- REQUIRED TASKS -
a. In the Cubs column, which player led off the first inning with a single for the Cubs?
b. Rewrite the part of the Cubs column between "This season largely" and "Field. We want to believe.", inclusive, substituting "the ballpark" for "Wrigley Field".

- EXCERPT PROVIDED -
** BEGIN **

The Cubs were crushed in the series finale.

David Banks-USA TODAY Sports

This season largely marks the seventh consecutive season that this Cubs organization dashed your hopes every time you start to believe that maybe they’ve turned some kind of corner. In most cases, those expectations for us as fans aren’t even that the team particularly be a World Series contender. I think right now the majority of us yearn for any amount of consistent effort and results.

I think back to so many days I spent at Wrigley Field. I think of the crack of the bat on a summer day and seeing the ball in the air and there is a buzz and some people come to their feet... just as the left fielder takes a few steps in and catches a lazy fly ball. I’m sure this phenomenon, to varying extents, plays out in ballparks all across North America. But I always remember it being a little stronger at Wrigley Field. We want to believe.

And so it is that every time the team shows signs of life, we want to believe. We want to follow a team that fights like hell all of the way down to the last out. We want to follow a team that executes fundamentally. We want to follow a team that has a roster that is productive 1 through 26. And again, all across fandoms this phenomenon plays out to varying degrees. Everyone feels like their team is flat more often than they should be, that they don’t get enough production out of someone who plays every day, that their bench is thin, that there aren’t enough dependable starting pitchers or relief pitchers.

We want to believe that it’s going to get better. And so we want to believe every time they take a few steps that this team has gotten its act together. And all too often, those hopes and dreams are met with disappointment.

Sunday afternoon baseball was varying types of disappointment on the north side. An early homer that looked like Mike Tauchman was in position to turn into an out. Tauchman leading off the first with a single for the Cubs that would be their last hit until the eighth inning. A ball that Nico Hoerner will tell you he should have been able to convert into an out that opened the flood gates to five more Red Sox runs. Two Cubs relievers getting lit up and ending any remote chance of a comeback. Loading the bases with no outs in the eighth inning, scoring three runs while only one out was recorded and then failing to keep adding. That two more runs in the ninth inning didn’t make any difference because the game was so out of reach.

** END **

- SUPPLIED MATERIAL -

** BEGIN **

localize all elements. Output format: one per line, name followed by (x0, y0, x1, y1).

** END **

- TASK-BY-TASK SOLUTIONS -
a. Mike Tauchman

b.
This season largely marks the seventh consecutive season that this Cubs organization dashed your hopes every time you start to believe that maybe they’ve turned some kind of corner. In most cases, those expectations for us as fans aren’t even that the team particularly be a World Series contender. I think right now the majority of us yearn for any amount of consistent effort and results.

I think back to so many days I spent at the ballpark. I think of the crack of the bat on a summer day and seeing the ball in the air and there is a buzz and some people come to their feet... just as the left fielder takes a few steps in and catches a lazy fly ball. I’m sure this phenomenon, to varying extents, plays out in ballparks all across North America. But I always remember it being a little stronger at the ballpark. We want to believe.